**WHAT YOU NEED TO DO**
**1.** Print the part of the Portugal postcard between "Huge multi-grain sandwiches" and "Anything and everything.", inclusive.
**2.** In the Portugal postcard, who designed the River Walk in San Antonio?

**SOURCE TEXT**
********************
Postcard from Portugal: Lessons for San Antonio?

Whenever you travel, you always come across things you’d love to see at home. These are listed randomly, not ranked. Click on the photos to see larger images or the highlighted links if you would like to see additional related photos.

  1. tables under giant rubber trees at Esplanada Cafe
    sandwiches served under giant rubber trees at Esplanada Cafe

    Huge multi-grain sandwiches oozing with melted cheese served under towering rubber trees in a park. This was the easiest of things to adapt from Portugal. Panini(tost)-maker purchased. How did I live without one? It grills veggie burgers, Greek cheese, eggplant, zucchini, naan bread, pineapple, French toast. Anything and everything.

  2. DSCN0748Robert H. H. Hugman designed the River Walk  in San Antonio with varying designs of sidewalks underfoot, but Portugal takes such artistry a giant step farther, and the results are striking. Every step you take should be memorable. Maybe we need a non-slick surface, though. But, it all goes back to something we haven’t quite embraced in Texas. Park the car. A city should be walked to be appreciated.
********************
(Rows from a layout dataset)

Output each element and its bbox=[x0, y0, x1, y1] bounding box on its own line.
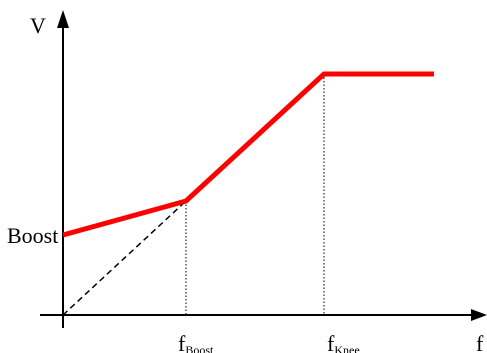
linear-reference-line bbox=[62, 200, 187, 316]
f-boost-label: fBoost bbox=[178, 331, 214, 353]
f-boost-label-main: f bbox=[178, 331, 186, 353]
x-axis-arrowhead bbox=[471, 309, 487, 321]
f-knee-label-main: f bbox=[327, 331, 335, 353]
boost-label: Boost bbox=[7, 223, 58, 248]
f-knee-label: fKnee bbox=[327, 331, 360, 353]
vf-curve bbox=[62, 71, 434, 238]
f-boost-label-sub: Boost bbox=[185, 343, 214, 353]
f-knee-label-sub: Knee bbox=[334, 343, 359, 353]
x-axis-label: f bbox=[476, 331, 484, 353]
y-axis-arrowhead bbox=[57, 10, 69, 28]
y-axis-label: V bbox=[30, 13, 46, 38]
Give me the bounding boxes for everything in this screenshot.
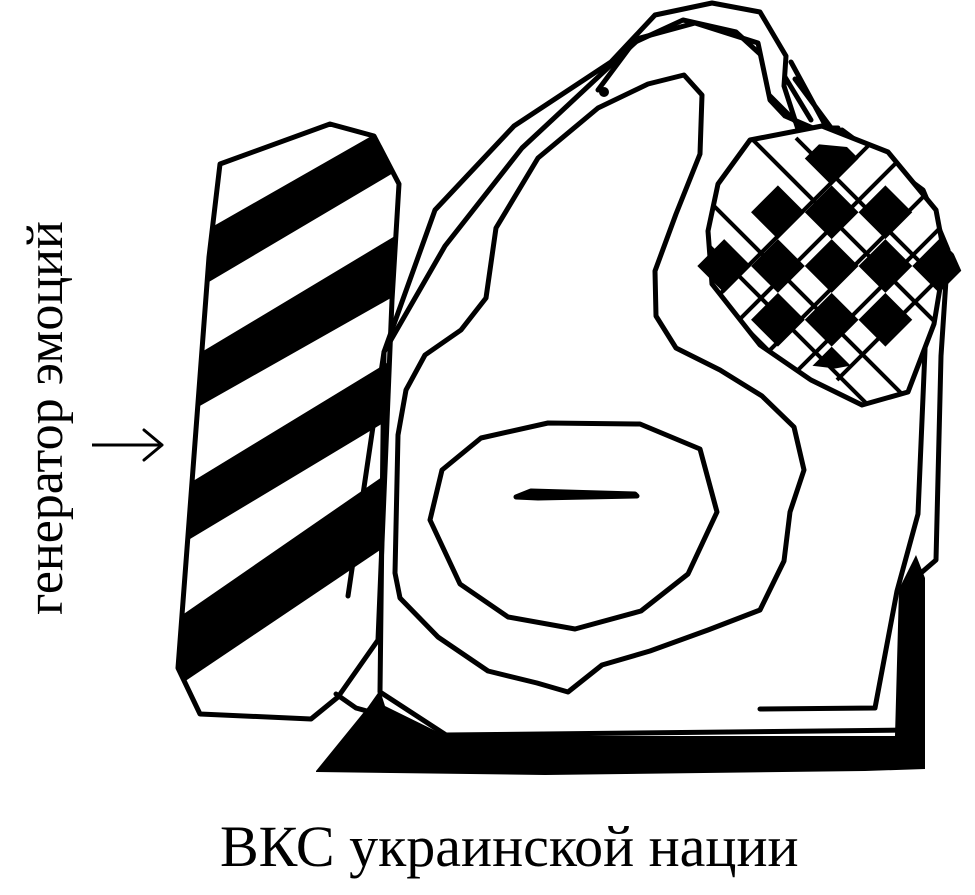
- base-black-bar: [316, 555, 925, 775]
- emotion-generator-stripes: [175, 121, 402, 722]
- diagonal-stripes: [178, 134, 399, 688]
- striped-block-outline: [175, 121, 402, 722]
- inner-frame: [345, 20, 930, 712]
- stripe-band: [178, 230, 399, 420]
- stripe-band: [178, 134, 399, 302]
- emotion-generator-label: генератор эмоций: [17, 220, 74, 615]
- small-dot: [599, 87, 609, 97]
- arrow-right-icon: [92, 428, 164, 462]
- checkered-block-outline: [705, 123, 948, 408]
- diagram-caption: ВКС украинской нации: [220, 814, 799, 879]
- base-strip: [316, 555, 925, 775]
- stripe-band: [178, 352, 399, 548]
- stripe-band: [178, 468, 395, 688]
- checkered-dot: [825, 215, 839, 229]
- top-inner-line: [595, 17, 763, 93]
- teardrop-contour: [392, 72, 807, 695]
- main-figure: [333, 0, 951, 739]
- inner-oval: [427, 420, 720, 632]
- checkered-block: [697, 123, 967, 408]
- dash-line: [513, 488, 640, 501]
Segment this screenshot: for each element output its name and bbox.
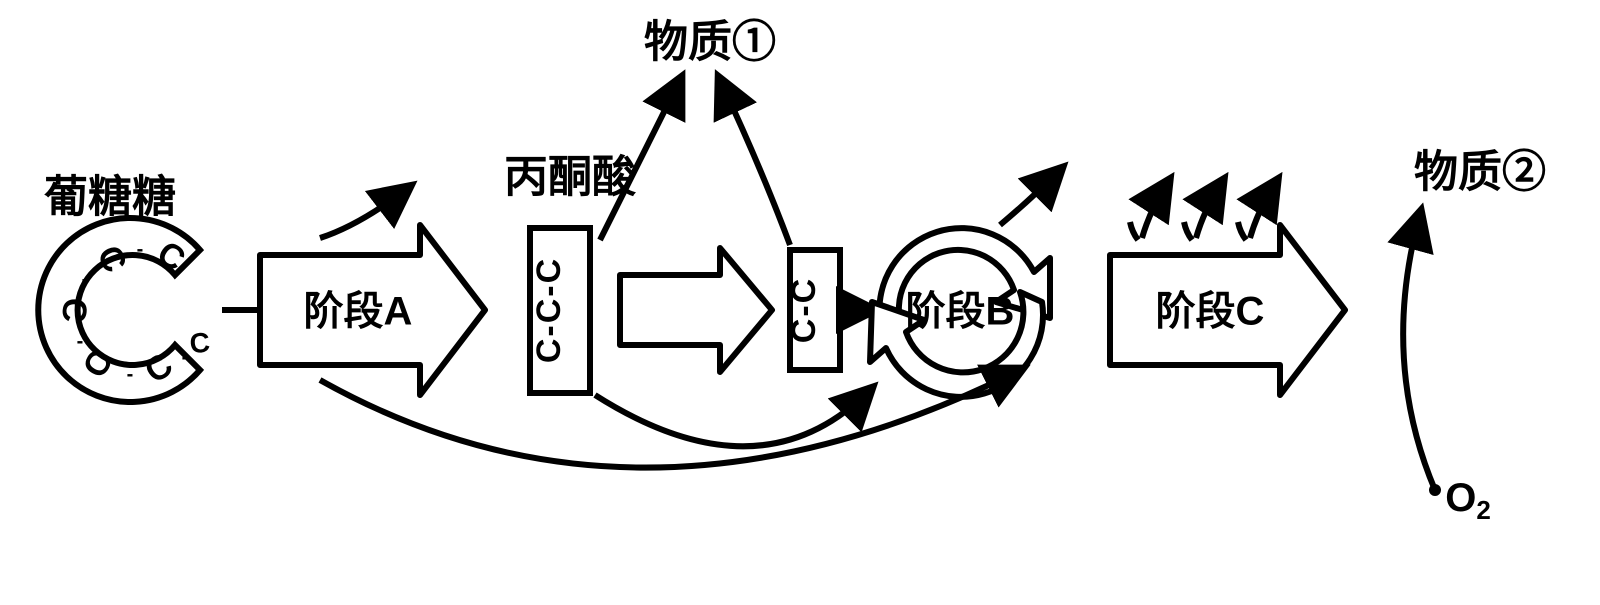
h-arrow-long-2	[595, 390, 870, 446]
stageC-arrow: 阶段C	[1110, 225, 1345, 395]
svg-text:-: -	[82, 268, 89, 290]
substance1-label: 物质①	[644, 18, 776, 67]
pyruvate-box: C-C-C	[530, 228, 590, 393]
cycle: 阶段B	[870, 228, 1050, 397]
glucose-label: 葡糖糖	[44, 173, 176, 222]
svg-text:-: -	[127, 363, 134, 385]
mid-arrow	[620, 248, 772, 372]
c2-box: C-C	[785, 250, 840, 370]
svg-text:-: -	[182, 346, 189, 368]
svg-text:C: C	[54, 296, 94, 324]
svg-text:C-C-C: C-C-C	[530, 257, 568, 363]
cycle-co2-arrow	[1000, 170, 1060, 225]
oxygen-group: O2	[1403, 214, 1491, 525]
stageA-small-output	[320, 188, 408, 238]
stageC-label: 阶段C	[1156, 290, 1265, 334]
atp-arrows	[1130, 182, 1276, 240]
diagram-canvas: 葡糖糖 C - C - C - C - C - C 阶段A 丙酮酸 C-C-C	[0, 0, 1600, 605]
pyruvate-label: 丙酮酸	[504, 153, 637, 202]
oxygen-base: O	[1445, 476, 1476, 520]
stageA-arrow: 阶段A	[260, 225, 485, 395]
svg-text:C-C: C-C	[785, 277, 823, 343]
substance2-label: 物质②	[1414, 148, 1546, 197]
stageB-label: 阶段B	[906, 290, 1015, 334]
svg-text:O2: O2	[1445, 476, 1491, 525]
glucose-shape: C - C - C - C - C - C	[38, 218, 211, 402]
stageA-label: 阶段A	[304, 290, 413, 334]
svg-text:-: -	[137, 238, 144, 260]
svg-text:C: C	[188, 327, 211, 360]
oxygen-sub: 2	[1476, 495, 1490, 525]
co2-arrow-2	[720, 80, 790, 245]
svg-text:-: -	[77, 330, 84, 352]
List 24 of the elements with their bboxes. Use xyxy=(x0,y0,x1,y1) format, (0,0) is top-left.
********************
**TASK ANSWERS**
**1.**
Huge multi-grain sandwiches oozing with melted cheese served under towering rubber trees in a park. This was the easiest of things to adapt from Portugal. Panini(tost)-maker purchased. How did I live without one? It grills veggie burgers, Greek cheese, eggplant, zucchini, naan bread, pineapple, French toast. Anything and everything.

**2.** Robert H. H. Hugman